▶ _Directions for this task_
Copy all the material below, exactly as it stands.

▶ _Stored rows_
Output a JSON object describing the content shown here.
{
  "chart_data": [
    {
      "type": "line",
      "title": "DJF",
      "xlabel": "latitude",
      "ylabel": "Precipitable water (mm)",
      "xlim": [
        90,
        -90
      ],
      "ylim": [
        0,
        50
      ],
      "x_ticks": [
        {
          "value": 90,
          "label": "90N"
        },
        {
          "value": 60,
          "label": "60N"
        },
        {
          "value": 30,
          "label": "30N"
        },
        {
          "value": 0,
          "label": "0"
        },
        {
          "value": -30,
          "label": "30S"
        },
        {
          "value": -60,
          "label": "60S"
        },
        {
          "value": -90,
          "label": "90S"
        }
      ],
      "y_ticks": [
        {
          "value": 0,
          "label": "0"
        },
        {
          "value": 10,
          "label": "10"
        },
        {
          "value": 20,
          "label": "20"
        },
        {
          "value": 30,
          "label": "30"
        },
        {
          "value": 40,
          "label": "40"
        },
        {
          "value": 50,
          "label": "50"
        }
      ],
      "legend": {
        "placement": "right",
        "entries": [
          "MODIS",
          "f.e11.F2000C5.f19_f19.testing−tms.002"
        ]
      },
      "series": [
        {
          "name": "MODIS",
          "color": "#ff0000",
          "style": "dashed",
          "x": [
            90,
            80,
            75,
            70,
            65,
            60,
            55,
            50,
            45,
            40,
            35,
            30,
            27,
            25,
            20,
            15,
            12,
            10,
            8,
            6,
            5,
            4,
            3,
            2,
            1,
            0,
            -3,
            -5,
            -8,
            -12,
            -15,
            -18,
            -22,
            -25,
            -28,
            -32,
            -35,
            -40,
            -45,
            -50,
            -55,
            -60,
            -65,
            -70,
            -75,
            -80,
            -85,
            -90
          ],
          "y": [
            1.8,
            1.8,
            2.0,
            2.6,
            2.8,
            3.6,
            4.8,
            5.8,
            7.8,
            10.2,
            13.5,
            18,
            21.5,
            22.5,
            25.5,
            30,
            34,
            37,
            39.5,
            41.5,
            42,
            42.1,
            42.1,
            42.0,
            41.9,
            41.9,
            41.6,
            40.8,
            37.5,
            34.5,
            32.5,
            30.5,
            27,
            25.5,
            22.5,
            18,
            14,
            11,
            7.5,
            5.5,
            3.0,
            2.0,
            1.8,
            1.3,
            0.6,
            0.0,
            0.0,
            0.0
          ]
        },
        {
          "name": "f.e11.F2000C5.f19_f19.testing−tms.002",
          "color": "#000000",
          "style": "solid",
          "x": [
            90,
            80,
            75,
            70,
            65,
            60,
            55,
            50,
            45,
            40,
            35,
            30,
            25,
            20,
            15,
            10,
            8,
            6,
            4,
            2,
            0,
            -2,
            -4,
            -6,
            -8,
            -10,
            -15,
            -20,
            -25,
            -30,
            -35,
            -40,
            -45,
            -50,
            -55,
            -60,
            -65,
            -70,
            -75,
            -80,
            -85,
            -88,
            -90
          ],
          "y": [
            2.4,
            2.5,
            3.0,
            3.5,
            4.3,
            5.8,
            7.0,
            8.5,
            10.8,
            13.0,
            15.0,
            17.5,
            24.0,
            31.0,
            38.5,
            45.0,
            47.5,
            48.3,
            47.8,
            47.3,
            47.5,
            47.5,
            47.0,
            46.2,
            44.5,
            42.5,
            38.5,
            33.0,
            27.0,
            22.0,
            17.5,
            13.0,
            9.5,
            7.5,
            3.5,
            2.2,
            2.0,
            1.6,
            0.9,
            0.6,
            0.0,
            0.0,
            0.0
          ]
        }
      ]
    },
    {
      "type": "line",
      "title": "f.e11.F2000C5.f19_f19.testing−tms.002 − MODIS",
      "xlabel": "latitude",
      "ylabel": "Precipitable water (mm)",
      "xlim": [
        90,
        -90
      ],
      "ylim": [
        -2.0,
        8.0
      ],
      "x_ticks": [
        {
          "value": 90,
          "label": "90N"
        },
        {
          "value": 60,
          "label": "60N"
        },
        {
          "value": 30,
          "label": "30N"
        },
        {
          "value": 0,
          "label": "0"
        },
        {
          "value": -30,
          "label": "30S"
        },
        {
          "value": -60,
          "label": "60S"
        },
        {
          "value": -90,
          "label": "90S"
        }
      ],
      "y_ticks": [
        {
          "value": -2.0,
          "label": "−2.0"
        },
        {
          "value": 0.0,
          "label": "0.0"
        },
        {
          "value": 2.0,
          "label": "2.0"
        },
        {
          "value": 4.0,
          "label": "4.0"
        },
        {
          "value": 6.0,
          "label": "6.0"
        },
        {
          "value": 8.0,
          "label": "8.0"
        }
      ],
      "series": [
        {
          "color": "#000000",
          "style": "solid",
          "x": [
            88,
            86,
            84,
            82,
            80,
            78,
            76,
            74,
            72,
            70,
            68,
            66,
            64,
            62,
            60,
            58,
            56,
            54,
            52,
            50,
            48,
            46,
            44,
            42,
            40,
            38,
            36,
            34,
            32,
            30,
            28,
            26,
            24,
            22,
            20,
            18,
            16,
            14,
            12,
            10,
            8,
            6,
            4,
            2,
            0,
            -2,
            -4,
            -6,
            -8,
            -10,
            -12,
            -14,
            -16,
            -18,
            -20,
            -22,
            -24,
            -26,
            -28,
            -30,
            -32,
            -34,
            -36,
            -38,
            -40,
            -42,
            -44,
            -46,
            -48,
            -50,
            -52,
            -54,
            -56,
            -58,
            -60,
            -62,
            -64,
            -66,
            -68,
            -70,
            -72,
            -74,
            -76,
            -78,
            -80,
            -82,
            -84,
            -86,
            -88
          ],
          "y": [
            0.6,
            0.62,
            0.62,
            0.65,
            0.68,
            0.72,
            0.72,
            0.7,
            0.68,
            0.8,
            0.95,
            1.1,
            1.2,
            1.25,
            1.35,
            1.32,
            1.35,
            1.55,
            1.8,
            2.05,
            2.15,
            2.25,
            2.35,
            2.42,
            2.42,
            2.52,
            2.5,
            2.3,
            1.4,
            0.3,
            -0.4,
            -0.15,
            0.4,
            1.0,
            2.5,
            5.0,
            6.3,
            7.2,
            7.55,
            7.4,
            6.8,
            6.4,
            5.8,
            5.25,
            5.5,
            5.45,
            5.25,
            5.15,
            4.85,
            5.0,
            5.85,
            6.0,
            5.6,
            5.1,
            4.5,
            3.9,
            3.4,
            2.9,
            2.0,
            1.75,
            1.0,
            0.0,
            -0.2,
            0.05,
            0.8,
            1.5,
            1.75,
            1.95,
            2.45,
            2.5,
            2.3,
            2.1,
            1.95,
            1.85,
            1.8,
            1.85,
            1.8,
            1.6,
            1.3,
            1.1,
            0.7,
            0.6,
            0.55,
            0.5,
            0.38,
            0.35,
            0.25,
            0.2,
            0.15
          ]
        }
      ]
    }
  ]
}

▶ _Written answer_
Output a JSON object describing the content shown here.
{
  "chart_data": [
    {
      "type": "line",
      "title": "DJF",
      "xlabel": "latitude",
      "ylabel": "Precipitable water (mm)",
      "xlim": [
        90,
        -90
      ],
      "ylim": [
        0,
        50
      ],
      "x_ticks": [
        {
          "value": 90,
          "label": "90N"
        },
        {
          "value": 60,
          "label": "60N"
        },
        {
          "value": 30,
          "label": "30N"
        },
        {
          "value": 0,
          "label": "0"
        },
        {
          "value": -30,
          "label": "30S"
        },
        {
          "value": -60,
          "label": "60S"
        },
        {
          "value": -90,
          "label": "90S"
        }
      ],
      "y_ticks": [
        {
          "value": 0,
          "label": "0"
        },
        {
          "value": 10,
          "label": "10"
        },
        {
          "value": 20,
          "label": "20"
        },
        {
          "value": 30,
          "label": "30"
        },
        {
          "value": 40,
          "label": "40"
        },
        {
          "value": 50,
          "label": "50"
        }
      ],
      "legend": {
        "placement": "right",
        "entries": [
          "MODIS",
          "f.e11.F2000C5.f19_f19.testing−tms.002"
        ]
      },
      "series": [
        {
          "name": "MODIS",
          "color": "#ff0000",
          "style": "dashed",
          "x": [
            90,
            80,
            75,
            70,
            65,
            60,
            55,
            50,
            45,
            40,
            35,
            30,
            27,
            25,
            20,
            15,
            12,
            10,
            8,
            6,
            5,
            4,
            3,
            2,
            1,
            0,
            -3,
            -5,
            -8,
            -12,
            -15,
            -18,
            -22,
            -25,
            -28,
            -32,
            -35,
            -40,
            -45,
            -50,
            -55,
            -60,
            -65,
            -70,
            -75,
            -80,
            -85,
            -90
          ],
          "y": [
            1.8,
            1.8,
            2.0,
            2.6,
            2.8,
            3.6,
            4.8,
            5.8,
            7.8,
            10.2,
            13.5,
            18,
            21.5,
            22.5,
            25.5,
            30,
            34,
            37,
            39.5,
            41.5,
            42,
            42.1,
            42.1,
            42.0,
            41.9,
            41.9,
            41.6,
            40.8,
            37.5,
            34.5,
            32.5,
            30.5,
            27,
            25.5,
            22.5,
            18,
            14,
            11,
            7.5,
            5.5,
            3.0,
            2.0,
            1.8,
            1.3,
            0.6,
            0.0,
            0.0,
            0.0
          ]
        },
        {
          "name": "f.e11.F2000C5.f19_f19.testing−tms.002",
          "color": "#000000",
          "style": "solid",
          "x": [
            90,
            80,
            75,
            70,
            65,
            60,
            55,
            50,
            45,
            40,
            35,
            30,
            25,
            20,
            15,
            10,
            8,
            6,
            4,
            2,
            0,
            -2,
            -4,
            -6,
            -8,
            -10,
            -15,
            -20,
            -25,
            -30,
            -35,
            -40,
            -45,
            -50,
            -55,
            -60,
            -65,
            -70,
            -75,
            -80,
            -85,
            -88,
            -90
          ],
          "y": [
            2.4,
            2.5,
            3.0,
            3.5,
            4.3,
            5.8,
            7.0,
            8.5,
            10.8,
            13.0,
            15.0,
            17.5,
            24.0,
            31.0,
            38.5,
            45.0,
            47.5,
            48.3,
            47.8,
            47.3,
            47.5,
            47.5,
            47.0,
            46.2,
            44.5,
            42.5,
            38.5,
            33.0,
            27.0,
            22.0,
            17.5,
            13.0,
            9.5,
            7.5,
            3.5,
            2.2,
            2.0,
            1.6,
            0.9,
            0.6,
            0.0,
            0.0,
            0.0
          ]
        }
      ]
    },
    {
      "type": "line",
      "title": "f.e11.F2000C5.f19_f19.testing−tms.002 − MODIS",
      "xlabel": "latitude",
      "ylabel": "Precipitable water (mm)",
      "xlim": [
        90,
        -90
      ],
      "ylim": [
        -2.0,
        8.0
      ],
      "x_ticks": [
        {
          "value": 90,
          "label": "90N"
        },
        {
          "value": 60,
          "label": "60N"
        },
        {
          "value": 30,
          "label": "30N"
        },
        {
          "value": 0,
          "label": "0"
        },
        {
          "value": -30,
          "label": "30S"
        },
        {
          "value": -60,
          "label": "60S"
        },
        {
          "value": -90,
          "label": "90S"
        }
      ],
      "y_ticks": [
        {
          "value": -2.0,
          "label": "−2.0"
        },
        {
          "value": 0.0,
          "label": "0.0"
        },
        {
          "value": 2.0,
          "label": "2.0"
        },
        {
          "value": 4.0,
          "label": "4.0"
        },
        {
          "value": 6.0,
          "label": "6.0"
        },
        {
          "value": 8.0,
          "label": "8.0"
        }
      ],
      "series": [
        {
          "color": "#000000",
          "style": "solid",
          "x": [
            88,
            86,
            84,
            82,
            80,
            78,
            76,
            74,
            72,
            70,
            68,
            66,
            64,
            62,
            60,
            58,
            56,
            54,
            52,
            50,
            48,
            46,
            44,
            42,
            40,
            38,
            36,
            34,
            32,
            30,
            28,
            26,
            24,
            22,
            20,
            18,
            16,
            14,
            12,
            10,
            8,
            6,
            4,
            2,
            0,
            -2,
            -4,
            -6,
            -8,
            -10,
            -12,
            -14,
            -16,
            -18,
            -20,
            -22,
            -24,
            -26,
            -28,
            -30,
            -32,
            -34,
            -36,
            -38,
            -40,
            -42,
            -44,
            -46,
            -48,
            -50,
            -52,
            -54,
            -56,
            -58,
            -60,
            -62,
            -64,
            -66,
            -68,
            -70,
            -72,
            -74,
            -76,
            -78,
            -80,
            -82,
            -84,
            -86,
            -88
          ],
          "y": [
            0.6,
            0.62,
            0.62,
            0.65,
            0.68,
            0.72,
            0.72,
            0.7,
            0.68,
            0.8,
            0.95,
            1.1,
            1.2,
            1.25,
            1.35,
            1.32,
            1.35,
            1.55,
            1.8,
            2.05,
            2.15,
            2.25,
            2.35,
            2.42,
            2.42,
            2.52,
            2.5,
            2.3,
            1.4,
            0.3,
            -0.4,
            -0.15,
            0.4,
            1.0,
            2.5,
            5.0,
            6.3,
            7.2,
            7.55,
            7.4,
            6.8,
            6.4,
            5.8,
            5.25,
            5.5,
            5.45,
            5.25,
            5.15,
            4.85,
            5.0,
            5.85,
            6.0,
            5.6,
            5.1,
            4.5,
            3.9,
            3.4,
            2.9,
            2.0,
            1.75,
            1.0,
            0.0,
            -0.2,
            0.05,
            0.8,
            1.5,
            1.75,
            1.95,
            2.45,
            2.5,
            2.3,
            2.1,
            1.95,
            1.85,
            1.8,
            1.85,
            1.8,
            1.6,
            1.3,
            1.1,
            0.7,
            0.6,
            0.55,
            0.5,
            0.38,
            0.35,
            0.25,
            0.2,
            0.15
          ]
        }
      ]
    }
  ]
}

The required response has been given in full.